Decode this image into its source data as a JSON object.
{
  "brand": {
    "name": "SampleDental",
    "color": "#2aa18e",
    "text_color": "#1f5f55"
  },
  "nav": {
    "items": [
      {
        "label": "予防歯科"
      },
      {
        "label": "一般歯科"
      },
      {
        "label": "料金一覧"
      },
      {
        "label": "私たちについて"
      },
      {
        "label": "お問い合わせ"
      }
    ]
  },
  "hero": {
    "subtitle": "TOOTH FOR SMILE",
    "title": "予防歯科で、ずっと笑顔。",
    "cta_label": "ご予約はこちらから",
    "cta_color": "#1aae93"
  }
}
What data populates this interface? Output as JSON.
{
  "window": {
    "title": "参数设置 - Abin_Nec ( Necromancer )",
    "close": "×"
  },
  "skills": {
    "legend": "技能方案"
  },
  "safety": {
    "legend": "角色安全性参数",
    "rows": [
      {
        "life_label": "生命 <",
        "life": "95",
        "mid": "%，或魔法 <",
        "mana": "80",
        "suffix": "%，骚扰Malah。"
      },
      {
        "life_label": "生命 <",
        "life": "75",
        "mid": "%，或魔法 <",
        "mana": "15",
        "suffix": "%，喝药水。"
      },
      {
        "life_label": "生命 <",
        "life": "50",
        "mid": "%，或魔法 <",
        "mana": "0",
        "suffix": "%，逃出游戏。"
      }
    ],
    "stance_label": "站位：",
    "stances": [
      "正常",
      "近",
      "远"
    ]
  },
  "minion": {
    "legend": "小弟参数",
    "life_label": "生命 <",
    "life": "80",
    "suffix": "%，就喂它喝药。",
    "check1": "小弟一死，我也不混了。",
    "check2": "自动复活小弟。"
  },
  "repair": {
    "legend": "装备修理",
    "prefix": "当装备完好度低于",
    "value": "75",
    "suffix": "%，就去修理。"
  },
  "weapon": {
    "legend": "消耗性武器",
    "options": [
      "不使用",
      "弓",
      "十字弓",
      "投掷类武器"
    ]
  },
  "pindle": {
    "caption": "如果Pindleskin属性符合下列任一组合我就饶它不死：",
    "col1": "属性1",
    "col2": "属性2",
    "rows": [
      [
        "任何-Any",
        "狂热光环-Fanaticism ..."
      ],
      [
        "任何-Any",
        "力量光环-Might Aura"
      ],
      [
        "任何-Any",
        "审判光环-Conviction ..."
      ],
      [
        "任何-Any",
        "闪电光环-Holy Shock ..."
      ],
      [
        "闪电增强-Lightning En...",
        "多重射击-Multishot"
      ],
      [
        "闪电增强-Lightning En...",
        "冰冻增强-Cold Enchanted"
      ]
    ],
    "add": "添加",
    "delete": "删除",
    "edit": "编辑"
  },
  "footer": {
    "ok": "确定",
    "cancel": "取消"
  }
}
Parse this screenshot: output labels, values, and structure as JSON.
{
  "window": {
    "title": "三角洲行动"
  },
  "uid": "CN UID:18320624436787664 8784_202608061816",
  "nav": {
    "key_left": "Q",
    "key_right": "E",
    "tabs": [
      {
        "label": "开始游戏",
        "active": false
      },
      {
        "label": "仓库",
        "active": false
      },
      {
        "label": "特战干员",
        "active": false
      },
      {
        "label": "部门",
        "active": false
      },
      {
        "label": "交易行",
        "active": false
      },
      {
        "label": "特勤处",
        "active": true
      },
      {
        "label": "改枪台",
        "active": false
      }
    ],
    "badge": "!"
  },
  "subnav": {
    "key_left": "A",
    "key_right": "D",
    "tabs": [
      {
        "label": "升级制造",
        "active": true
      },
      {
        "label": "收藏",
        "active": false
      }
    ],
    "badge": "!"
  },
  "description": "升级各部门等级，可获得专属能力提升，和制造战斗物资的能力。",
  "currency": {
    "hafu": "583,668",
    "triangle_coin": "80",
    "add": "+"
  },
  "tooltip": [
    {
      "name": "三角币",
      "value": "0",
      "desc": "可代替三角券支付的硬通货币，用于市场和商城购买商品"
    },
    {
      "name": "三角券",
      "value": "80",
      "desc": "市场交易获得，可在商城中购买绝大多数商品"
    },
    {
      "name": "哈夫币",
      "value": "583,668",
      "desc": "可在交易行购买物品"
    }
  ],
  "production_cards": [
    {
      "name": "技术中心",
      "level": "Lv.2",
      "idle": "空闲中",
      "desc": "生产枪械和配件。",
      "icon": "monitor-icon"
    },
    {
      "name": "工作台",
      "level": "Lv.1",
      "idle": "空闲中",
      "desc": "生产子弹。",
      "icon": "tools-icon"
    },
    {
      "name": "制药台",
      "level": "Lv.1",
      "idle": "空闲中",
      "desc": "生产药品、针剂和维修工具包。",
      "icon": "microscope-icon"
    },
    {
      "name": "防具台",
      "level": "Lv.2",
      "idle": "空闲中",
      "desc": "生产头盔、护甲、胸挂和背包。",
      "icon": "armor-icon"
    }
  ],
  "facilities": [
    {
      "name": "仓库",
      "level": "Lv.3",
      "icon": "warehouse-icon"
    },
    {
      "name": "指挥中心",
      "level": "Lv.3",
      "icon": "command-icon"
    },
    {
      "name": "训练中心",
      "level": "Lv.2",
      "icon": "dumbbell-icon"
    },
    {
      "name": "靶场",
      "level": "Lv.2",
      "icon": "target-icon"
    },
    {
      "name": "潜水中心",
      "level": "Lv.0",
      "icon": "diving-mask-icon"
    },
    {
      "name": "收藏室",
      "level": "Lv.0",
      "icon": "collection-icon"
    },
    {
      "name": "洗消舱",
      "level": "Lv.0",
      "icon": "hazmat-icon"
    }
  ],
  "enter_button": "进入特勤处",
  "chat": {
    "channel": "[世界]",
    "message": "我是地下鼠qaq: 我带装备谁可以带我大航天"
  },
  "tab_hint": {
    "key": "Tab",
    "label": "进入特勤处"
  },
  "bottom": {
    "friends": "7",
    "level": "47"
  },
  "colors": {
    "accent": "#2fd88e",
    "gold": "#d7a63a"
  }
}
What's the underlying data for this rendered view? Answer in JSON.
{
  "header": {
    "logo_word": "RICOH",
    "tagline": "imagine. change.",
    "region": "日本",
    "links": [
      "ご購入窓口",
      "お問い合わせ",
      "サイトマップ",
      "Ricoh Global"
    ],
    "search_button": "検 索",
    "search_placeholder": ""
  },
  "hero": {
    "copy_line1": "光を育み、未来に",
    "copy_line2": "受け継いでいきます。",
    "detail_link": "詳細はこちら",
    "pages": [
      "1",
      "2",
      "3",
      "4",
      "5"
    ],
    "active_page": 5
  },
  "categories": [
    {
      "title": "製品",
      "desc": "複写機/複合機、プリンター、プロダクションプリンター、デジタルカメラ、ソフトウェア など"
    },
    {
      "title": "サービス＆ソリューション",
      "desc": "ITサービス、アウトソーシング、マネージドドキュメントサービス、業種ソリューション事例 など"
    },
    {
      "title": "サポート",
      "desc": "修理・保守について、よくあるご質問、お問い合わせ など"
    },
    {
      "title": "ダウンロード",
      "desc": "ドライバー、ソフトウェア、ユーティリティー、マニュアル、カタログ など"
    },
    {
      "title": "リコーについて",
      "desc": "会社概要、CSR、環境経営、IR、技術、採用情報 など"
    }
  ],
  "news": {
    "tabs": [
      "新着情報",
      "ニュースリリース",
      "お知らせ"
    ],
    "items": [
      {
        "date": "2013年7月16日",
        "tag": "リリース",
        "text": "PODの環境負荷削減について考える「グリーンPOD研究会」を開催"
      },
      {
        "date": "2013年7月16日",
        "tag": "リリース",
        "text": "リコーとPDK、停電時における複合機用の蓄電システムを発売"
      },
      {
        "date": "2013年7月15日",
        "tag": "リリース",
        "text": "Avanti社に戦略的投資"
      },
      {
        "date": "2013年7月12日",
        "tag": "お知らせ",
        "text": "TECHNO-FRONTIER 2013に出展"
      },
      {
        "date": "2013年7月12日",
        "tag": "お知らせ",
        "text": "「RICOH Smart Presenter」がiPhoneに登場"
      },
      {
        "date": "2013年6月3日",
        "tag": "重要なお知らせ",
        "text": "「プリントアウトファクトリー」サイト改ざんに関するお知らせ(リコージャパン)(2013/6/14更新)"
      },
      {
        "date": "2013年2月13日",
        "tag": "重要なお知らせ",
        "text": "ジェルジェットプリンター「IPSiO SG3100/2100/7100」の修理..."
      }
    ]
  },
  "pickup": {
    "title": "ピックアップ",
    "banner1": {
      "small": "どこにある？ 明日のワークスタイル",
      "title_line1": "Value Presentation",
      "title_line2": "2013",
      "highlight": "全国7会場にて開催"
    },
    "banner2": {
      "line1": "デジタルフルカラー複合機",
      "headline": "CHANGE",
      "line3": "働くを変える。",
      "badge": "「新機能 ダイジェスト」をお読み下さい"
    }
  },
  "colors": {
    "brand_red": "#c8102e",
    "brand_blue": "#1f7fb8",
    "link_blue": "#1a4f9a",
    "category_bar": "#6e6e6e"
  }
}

What is asked
Identify which lines contain the word "date" and copy each one.

Exercise answer
        "date": "2013年7月16日",
        "date": "2013年7月16日",
        "date": "2013年7月15日",
        "date": "2013年7月12日",
        "date": "2013年7月12日",
        "date": "2013年6月3日",
        "date": "2013年2月13日",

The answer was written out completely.